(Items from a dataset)
————
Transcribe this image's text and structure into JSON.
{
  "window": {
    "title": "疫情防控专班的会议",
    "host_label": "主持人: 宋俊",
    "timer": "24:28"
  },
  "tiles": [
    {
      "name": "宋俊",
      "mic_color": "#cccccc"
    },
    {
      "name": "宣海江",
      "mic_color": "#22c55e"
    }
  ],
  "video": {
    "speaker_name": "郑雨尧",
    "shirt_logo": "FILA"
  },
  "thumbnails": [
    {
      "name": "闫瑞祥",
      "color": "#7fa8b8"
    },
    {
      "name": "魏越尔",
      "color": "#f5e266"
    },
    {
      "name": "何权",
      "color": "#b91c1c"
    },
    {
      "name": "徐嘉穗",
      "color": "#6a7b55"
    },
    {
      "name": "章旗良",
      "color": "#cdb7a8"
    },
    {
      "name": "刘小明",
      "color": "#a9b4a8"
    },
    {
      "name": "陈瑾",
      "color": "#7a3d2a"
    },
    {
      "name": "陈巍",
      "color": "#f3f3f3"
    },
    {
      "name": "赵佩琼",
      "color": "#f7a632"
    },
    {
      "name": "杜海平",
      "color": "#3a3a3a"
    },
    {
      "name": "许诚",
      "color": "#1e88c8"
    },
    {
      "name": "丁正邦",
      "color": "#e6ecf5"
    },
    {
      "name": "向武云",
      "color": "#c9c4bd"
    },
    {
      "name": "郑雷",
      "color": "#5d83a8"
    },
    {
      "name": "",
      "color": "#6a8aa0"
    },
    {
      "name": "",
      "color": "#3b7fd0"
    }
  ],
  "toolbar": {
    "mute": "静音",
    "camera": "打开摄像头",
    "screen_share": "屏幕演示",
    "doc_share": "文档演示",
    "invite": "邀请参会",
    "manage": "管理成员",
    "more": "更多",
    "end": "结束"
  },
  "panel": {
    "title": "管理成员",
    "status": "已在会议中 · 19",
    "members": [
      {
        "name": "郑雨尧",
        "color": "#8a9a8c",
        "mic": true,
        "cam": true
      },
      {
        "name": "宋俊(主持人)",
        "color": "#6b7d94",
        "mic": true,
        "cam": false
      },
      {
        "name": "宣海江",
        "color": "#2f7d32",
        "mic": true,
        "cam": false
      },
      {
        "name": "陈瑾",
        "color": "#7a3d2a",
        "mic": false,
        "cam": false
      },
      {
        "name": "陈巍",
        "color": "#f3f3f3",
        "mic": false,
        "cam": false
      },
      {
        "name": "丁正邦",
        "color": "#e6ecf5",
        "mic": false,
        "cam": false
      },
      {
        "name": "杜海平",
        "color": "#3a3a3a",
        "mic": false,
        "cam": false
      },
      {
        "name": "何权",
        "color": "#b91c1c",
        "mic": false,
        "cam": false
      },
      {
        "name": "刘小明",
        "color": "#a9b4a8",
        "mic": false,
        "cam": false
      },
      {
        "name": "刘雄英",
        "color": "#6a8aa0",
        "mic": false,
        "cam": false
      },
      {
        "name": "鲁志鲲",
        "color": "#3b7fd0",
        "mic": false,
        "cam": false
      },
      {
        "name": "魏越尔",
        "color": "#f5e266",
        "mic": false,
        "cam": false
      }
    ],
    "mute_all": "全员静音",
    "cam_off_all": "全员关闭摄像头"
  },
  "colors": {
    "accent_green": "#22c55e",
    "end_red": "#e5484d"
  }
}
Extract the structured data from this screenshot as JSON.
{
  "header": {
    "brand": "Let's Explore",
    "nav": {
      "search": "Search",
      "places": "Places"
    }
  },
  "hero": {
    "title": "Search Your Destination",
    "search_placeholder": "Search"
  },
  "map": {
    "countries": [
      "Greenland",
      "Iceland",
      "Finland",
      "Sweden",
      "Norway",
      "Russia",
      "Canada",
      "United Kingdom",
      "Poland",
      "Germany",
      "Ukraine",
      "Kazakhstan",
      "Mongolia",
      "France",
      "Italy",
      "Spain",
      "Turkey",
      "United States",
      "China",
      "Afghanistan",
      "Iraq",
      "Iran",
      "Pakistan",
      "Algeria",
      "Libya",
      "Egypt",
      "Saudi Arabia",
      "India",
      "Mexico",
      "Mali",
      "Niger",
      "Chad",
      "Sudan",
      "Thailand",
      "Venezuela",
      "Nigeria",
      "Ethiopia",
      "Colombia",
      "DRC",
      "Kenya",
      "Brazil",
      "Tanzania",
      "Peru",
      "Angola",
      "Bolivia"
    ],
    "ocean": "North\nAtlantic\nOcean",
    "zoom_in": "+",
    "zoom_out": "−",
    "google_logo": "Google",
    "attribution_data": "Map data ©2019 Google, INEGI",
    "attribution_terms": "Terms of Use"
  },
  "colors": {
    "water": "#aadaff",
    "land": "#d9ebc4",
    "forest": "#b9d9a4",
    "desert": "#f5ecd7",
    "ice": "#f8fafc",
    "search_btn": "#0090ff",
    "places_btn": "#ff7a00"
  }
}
————
→ **Objective**: Every line of the data above should be copied exactly.

→ **Task answer**:
Transcribe this image's text and structure into JSON.
{
  "window": {
    "title": "疫情防控专班的会议",
    "host_label": "主持人: 宋俊",
    "timer": "24:28"
  },
  "tiles": [
    {
      "name": "宋俊",
      "mic_color": "#cccccc"
    },
    {
      "name": "宣海江",
      "mic_color": "#22c55e"
    }
  ],
  "video": {
    "speaker_name": "郑雨尧",
    "shirt_logo": "FILA"
  },
  "thumbnails": [
    {
      "name": "闫瑞祥",
      "color": "#7fa8b8"
    },
    {
      "name": "魏越尔",
      "color": "#f5e266"
    },
    {
      "name": "何权",
      "color": "#b91c1c"
    },
    {
      "name": "徐嘉穗",
      "color": "#6a7b55"
    },
    {
      "name": "章旗良",
      "color": "#cdb7a8"
    },
    {
      "name": "刘小明",
      "color": "#a9b4a8"
    },
    {
      "name": "陈瑾",
      "color": "#7a3d2a"
    },
    {
      "name": "陈巍",
      "color": "#f3f3f3"
    },
    {
      "name": "赵佩琼",
      "color": "#f7a632"
    },
    {
      "name": "杜海平",
      "color": "#3a3a3a"
    },
    {
      "name": "许诚",
      "color": "#1e88c8"
    },
    {
      "name": "丁正邦",
      "color": "#e6ecf5"
    },
    {
      "name": "向武云",
      "color": "#c9c4bd"
    },
    {
      "name": "郑雷",
      "color": "#5d83a8"
    },
    {
      "name": "",
      "color": "#6a8aa0"
    },
    {
      "name": "",
      "color": "#3b7fd0"
    }
  ],
  "toolbar": {
    "mute": "静音",
    "camera": "打开摄像头",
    "screen_share": "屏幕演示",
    "doc_share": "文档演示",
    "invite": "邀请参会",
    "manage": "管理成员",
    "more": "更多",
    "end": "结束"
  },
  "panel": {
    "title": "管理成员",
    "status": "已在会议中 · 19",
    "members": [
      {
        "name": "郑雨尧",
        "color": "#8a9a8c",
        "mic": true,
        "cam": true
      },
      {
        "name": "宋俊(主持人)",
        "color": "#6b7d94",
        "mic": true,
        "cam": false
      },
      {
        "name": "宣海江",
        "color": "#2f7d32",
        "mic": true,
        "cam": false
      },
      {
        "name": "陈瑾",
        "color": "#7a3d2a",
        "mic": false,
        "cam": false
      },
      {
        "name": "陈巍",
        "color": "#f3f3f3",
        "mic": false,
        "cam": false
      },
      {
        "name": "丁正邦",
        "color": "#e6ecf5",
        "mic": false,
        "cam": false
      },
      {
        "name": "杜海平",
        "color": "#3a3a3a",
        "mic": false,
        "cam": false
      },
      {
        "name": "何权",
        "color": "#b91c1c",
        "mic": false,
        "cam": false
      },
      {
        "name": "刘小明",
        "color": "#a9b4a8",
        "mic": false,
        "cam": false
      },
      {
        "name": "刘雄英",
        "color": "#6a8aa0",
        "mic": false,
        "cam": false
      },
      {
        "name": "鲁志鲲",
        "color": "#3b7fd0",
        "mic": false,
        "cam": false
      },
      {
        "name": "魏越尔",
        "color": "#f5e266",
        "mic": false,
        "cam": false
      }
    ],
    "mute_all": "全员静音",
    "cam_off_all": "全员关闭摄像头"
  },
  "colors": {
    "accent_green": "#22c55e",
    "end_red": "#e5484d"
  }
}
Extract the structured data from this screenshot as JSON.
{
  "header": {
    "brand": "Let's Explore",
    "nav": {
      "search": "Search",
      "places": "Places"
    }
  },
  "hero": {
    "title": "Search Your Destination",
    "search_placeholder": "Search"
  },
  "map": {
    "countries": [
      "Greenland",
      "Iceland",
      "Finland",
      "Sweden",
      "Norway",
      "Russia",
      "Canada",
      "United Kingdom",
      "Poland",
      "Germany",
      "Ukraine",
      "Kazakhstan",
      "Mongolia",
      "France",
      "Italy",
      "Spain",
      "Turkey",
      "United States",
      "China",
      "Afghanistan",
      "Iraq",
      "Iran",
      "Pakistan",
      "Algeria",
      "Libya",
      "Egypt",
      "Saudi Arabia",
      "India",
      "Mexico",
      "Mali",
      "Niger",
      "Chad",
      "Sudan",
      "Thailand",
      "Venezuela",
      "Nigeria",
      "Ethiopia",
      "Colombia",
      "DRC",
      "Kenya",
      "Brazil",
      "Tanzania",
      "Peru",
      "Angola",
      "Bolivia"
    ],
    "ocean": "North\nAtlantic\nOcean",
    "zoom_in": "+",
    "zoom_out": "−",
    "google_logo": "Google",
    "attribution_data": "Map data ©2019 Google, INEGI",
    "attribution_terms": "Terms of Use"
  },
  "colors": {
    "water": "#aadaff",
    "land": "#d9ebc4",
    "forest": "#b9d9a4",
    "desert": "#f5ecd7",
    "ice": "#f8fafc",
    "search_btn": "#0090ff",
    "places_btn": "#ff7a00"
  }
}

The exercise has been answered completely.